◆ **Aim**: Return every line of the data below that includes the string "this".

◆ **Raw records**:
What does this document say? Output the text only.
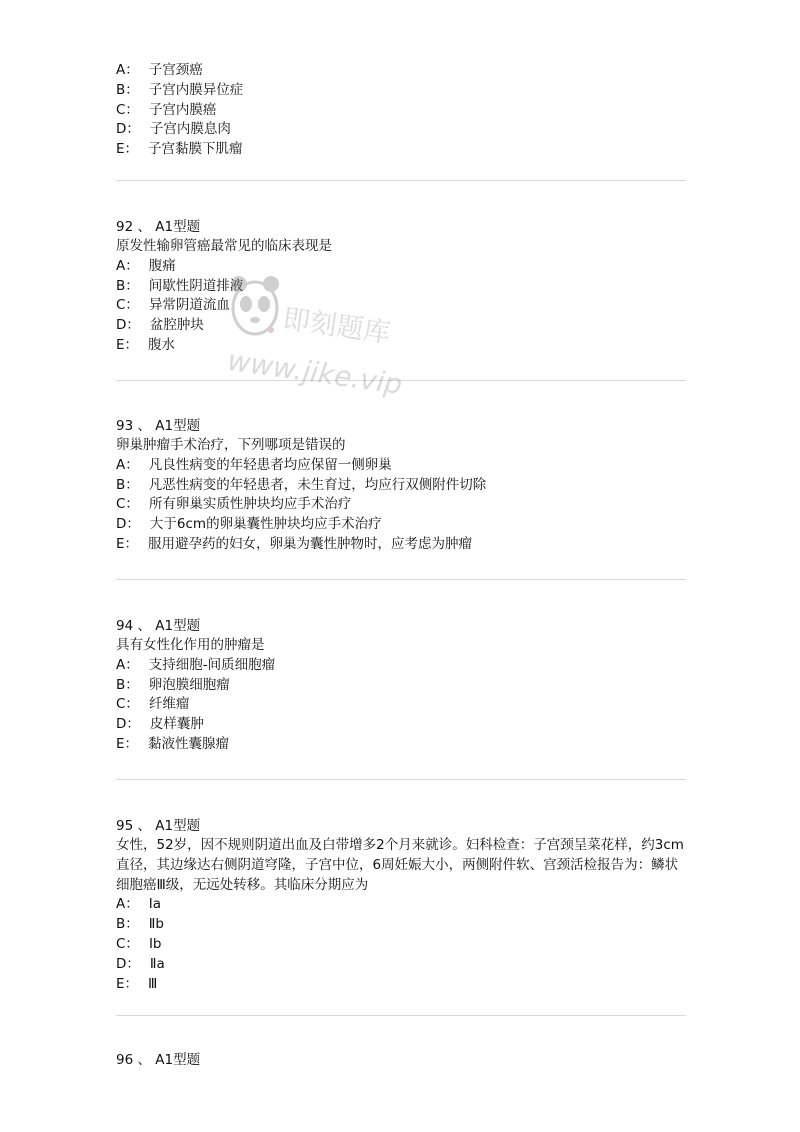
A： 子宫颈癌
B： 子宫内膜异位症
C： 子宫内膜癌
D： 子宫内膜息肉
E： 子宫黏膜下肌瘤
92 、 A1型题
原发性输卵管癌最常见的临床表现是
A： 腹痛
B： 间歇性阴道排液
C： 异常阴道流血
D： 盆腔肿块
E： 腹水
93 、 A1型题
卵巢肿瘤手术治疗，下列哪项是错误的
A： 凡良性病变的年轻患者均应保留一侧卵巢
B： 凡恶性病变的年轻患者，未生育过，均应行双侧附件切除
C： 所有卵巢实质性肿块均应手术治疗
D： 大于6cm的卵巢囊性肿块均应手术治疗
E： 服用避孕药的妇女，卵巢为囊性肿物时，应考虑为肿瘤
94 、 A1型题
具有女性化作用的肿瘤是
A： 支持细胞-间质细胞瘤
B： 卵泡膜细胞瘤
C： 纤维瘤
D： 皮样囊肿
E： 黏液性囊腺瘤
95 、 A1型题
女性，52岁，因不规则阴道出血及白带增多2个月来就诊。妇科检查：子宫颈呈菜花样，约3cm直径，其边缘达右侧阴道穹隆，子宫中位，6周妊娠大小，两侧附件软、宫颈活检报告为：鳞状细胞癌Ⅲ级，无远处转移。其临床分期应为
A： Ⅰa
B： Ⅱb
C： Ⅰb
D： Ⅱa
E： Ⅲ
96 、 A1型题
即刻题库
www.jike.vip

---

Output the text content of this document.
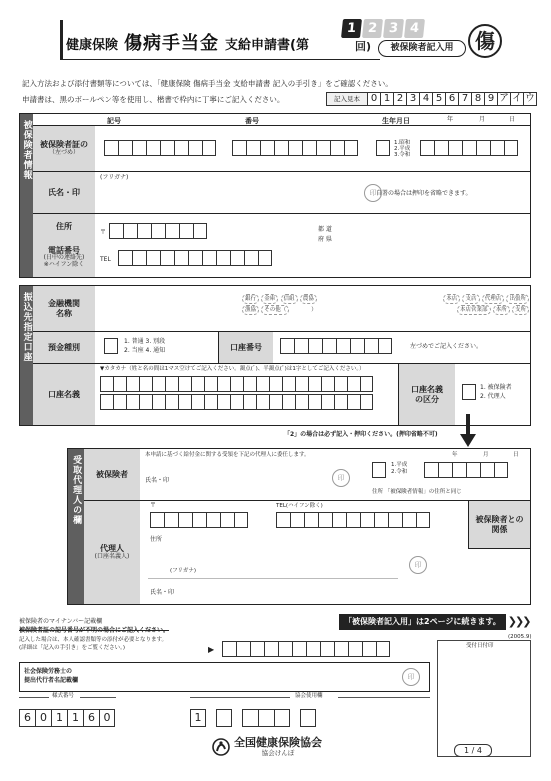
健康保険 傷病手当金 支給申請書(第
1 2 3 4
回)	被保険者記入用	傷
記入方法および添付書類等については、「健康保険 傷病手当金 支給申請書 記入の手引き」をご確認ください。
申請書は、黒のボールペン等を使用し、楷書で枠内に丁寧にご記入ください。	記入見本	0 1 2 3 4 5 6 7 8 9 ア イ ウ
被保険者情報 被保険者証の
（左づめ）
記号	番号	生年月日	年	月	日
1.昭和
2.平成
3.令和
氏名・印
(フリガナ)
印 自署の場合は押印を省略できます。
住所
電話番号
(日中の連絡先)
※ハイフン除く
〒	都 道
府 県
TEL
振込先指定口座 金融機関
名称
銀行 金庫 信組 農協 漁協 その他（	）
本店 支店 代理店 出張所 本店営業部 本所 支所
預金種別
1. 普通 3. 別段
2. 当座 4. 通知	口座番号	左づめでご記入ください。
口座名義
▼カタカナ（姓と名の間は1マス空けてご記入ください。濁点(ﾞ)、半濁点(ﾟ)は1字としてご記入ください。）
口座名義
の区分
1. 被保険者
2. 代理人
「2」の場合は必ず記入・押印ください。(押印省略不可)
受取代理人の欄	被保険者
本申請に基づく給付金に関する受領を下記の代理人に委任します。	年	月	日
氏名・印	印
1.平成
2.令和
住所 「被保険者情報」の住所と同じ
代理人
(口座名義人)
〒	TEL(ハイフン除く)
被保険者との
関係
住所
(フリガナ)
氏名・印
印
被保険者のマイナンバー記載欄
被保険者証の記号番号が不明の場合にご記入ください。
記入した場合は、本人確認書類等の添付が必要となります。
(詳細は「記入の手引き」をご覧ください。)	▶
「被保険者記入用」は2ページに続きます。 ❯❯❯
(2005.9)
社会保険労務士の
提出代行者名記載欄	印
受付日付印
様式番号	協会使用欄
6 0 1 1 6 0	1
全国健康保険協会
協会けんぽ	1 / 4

◆ **The answer**:
What does this document say? Output the text only.
Output the text content of this document.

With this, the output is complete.